= WRITTEN INSTRUCTION =
Output each entry that follows exactly. Images stay out.

= DATA EXCERPTS =
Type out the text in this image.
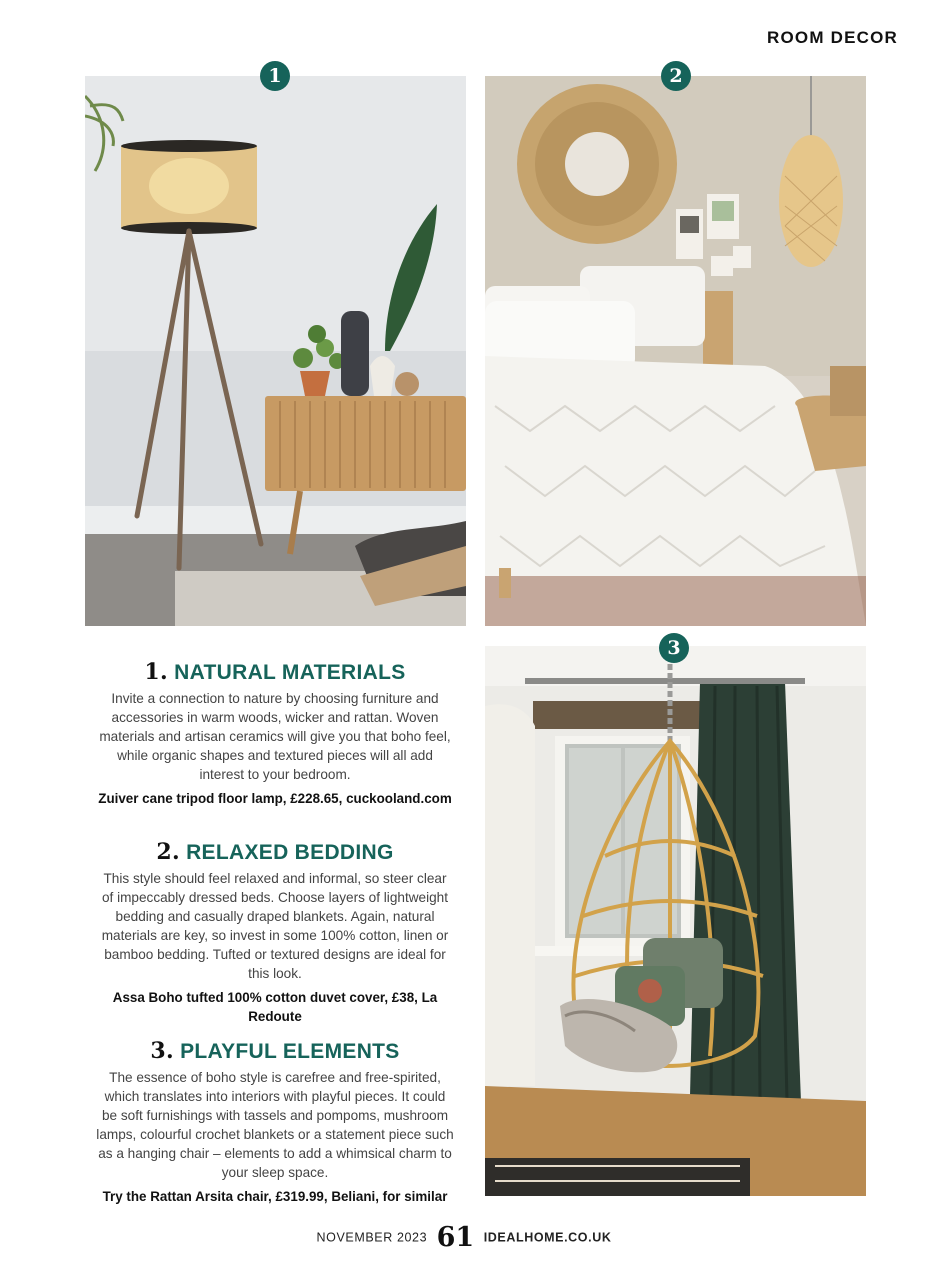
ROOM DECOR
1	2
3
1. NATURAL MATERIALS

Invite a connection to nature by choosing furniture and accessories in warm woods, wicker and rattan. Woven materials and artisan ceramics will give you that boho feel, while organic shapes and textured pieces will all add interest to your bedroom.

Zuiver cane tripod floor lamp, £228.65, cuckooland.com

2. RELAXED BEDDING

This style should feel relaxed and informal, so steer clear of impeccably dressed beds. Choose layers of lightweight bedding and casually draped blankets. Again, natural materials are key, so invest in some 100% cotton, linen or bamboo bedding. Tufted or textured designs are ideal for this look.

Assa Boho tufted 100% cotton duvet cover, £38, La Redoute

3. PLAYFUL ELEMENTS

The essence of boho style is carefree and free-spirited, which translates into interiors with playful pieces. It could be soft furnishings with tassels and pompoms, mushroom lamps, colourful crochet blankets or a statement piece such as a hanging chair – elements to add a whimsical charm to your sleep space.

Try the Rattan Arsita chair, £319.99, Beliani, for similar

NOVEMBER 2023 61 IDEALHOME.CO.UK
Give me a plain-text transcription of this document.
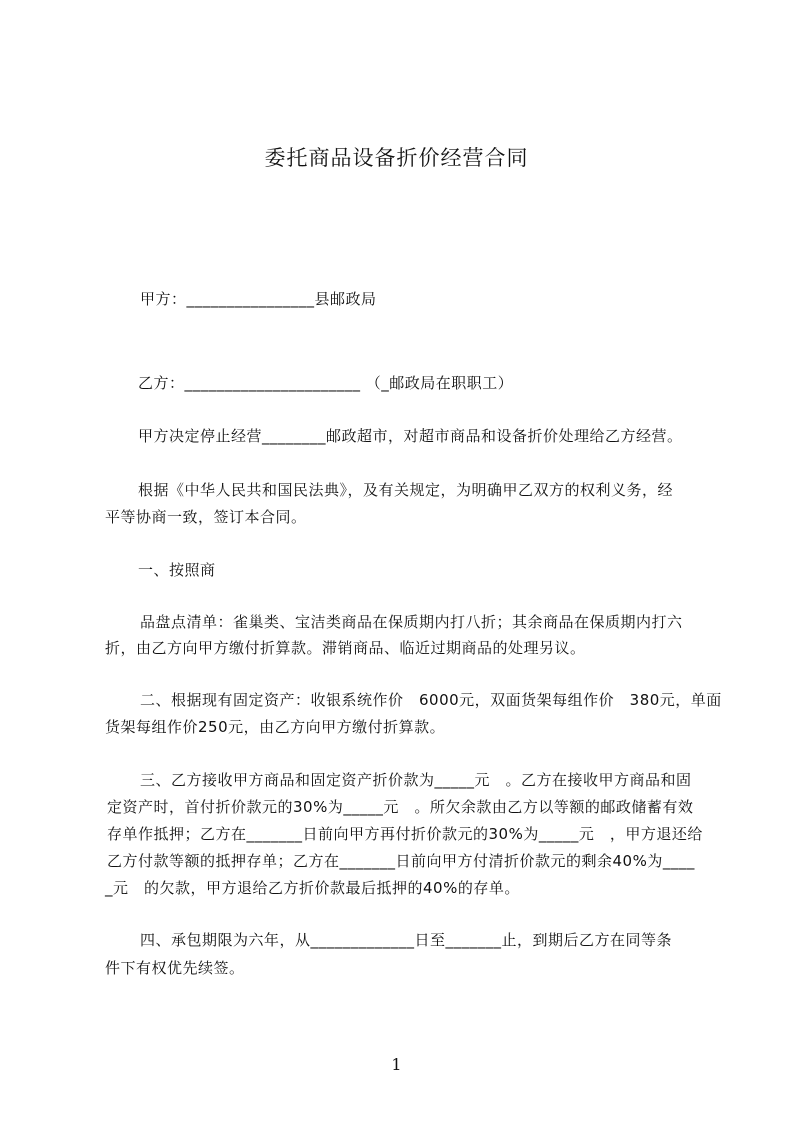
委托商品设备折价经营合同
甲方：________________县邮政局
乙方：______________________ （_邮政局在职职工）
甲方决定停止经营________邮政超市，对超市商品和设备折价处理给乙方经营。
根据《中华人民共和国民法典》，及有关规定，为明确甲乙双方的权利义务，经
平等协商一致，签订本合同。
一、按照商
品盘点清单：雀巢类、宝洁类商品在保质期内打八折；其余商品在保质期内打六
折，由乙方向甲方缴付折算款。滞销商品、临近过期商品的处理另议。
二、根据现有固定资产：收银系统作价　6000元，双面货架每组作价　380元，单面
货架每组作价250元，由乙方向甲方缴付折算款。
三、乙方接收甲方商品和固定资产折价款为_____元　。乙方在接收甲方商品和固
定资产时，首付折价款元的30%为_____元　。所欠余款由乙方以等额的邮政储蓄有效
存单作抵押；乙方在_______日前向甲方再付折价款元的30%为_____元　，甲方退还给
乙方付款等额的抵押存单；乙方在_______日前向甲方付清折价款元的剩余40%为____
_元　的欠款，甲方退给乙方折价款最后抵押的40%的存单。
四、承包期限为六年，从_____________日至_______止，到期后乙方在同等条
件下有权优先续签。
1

= RESULT OF THE EXERCISE =
Type out the text in this image.
ROOM DECOR
1	2
3
1. NATURAL MATERIALS

Invite a connection to nature by choosing furniture and accessories in warm woods, wicker and rattan. Woven materials and artisan ceramics will give you that boho feel, while organic shapes and textured pieces will all add interest to your bedroom.

Zuiver cane tripod floor lamp, £228.65, cuckooland.com

2. RELAXED BEDDING

This style should feel relaxed and informal, so steer clear of impeccably dressed beds. Choose layers of lightweight bedding and casually draped blankets. Again, natural materials are key, so invest in some 100% cotton, linen or bamboo bedding. Tufted or textured designs are ideal for this look.

Assa Boho tufted 100% cotton duvet cover, £38, La Redoute

3. PLAYFUL ELEMENTS

The essence of boho style is carefree and free-spirited, which translates into interiors with playful pieces. It could be soft furnishings with tassels and pompoms, mushroom lamps, colourful crochet blankets or a statement piece such as a hanging chair – elements to add a whimsical charm to your sleep space.

Try the Rattan Arsita chair, £319.99, Beliani, for similar

NOVEMBER 2023 61 IDEALHOME.CO.UK
Give me a plain-text transcription of this document.
委托商品设备折价经营合同
甲方：________________县邮政局
乙方：______________________ （_邮政局在职职工）
甲方决定停止经营________邮政超市，对超市商品和设备折价处理给乙方经营。
根据《中华人民共和国民法典》，及有关规定，为明确甲乙双方的权利义务，经
平等协商一致，签订本合同。
一、按照商
品盘点清单：雀巢类、宝洁类商品在保质期内打八折；其余商品在保质期内打六
折，由乙方向甲方缴付折算款。滞销商品、临近过期商品的处理另议。
二、根据现有固定资产：收银系统作价　6000元，双面货架每组作价　380元，单面
货架每组作价250元，由乙方向甲方缴付折算款。
三、乙方接收甲方商品和固定资产折价款为_____元　。乙方在接收甲方商品和固
定资产时，首付折价款元的30%为_____元　。所欠余款由乙方以等额的邮政储蓄有效
存单作抵押；乙方在_______日前向甲方再付折价款元的30%为_____元　，甲方退还给
乙方付款等额的抵押存单；乙方在_______日前向甲方付清折价款元的剩余40%为____
_元　的欠款，甲方退给乙方折价款最后抵押的40%的存单。
四、承包期限为六年，从_____________日至_______止，到期后乙方在同等条
件下有权优先续签。
1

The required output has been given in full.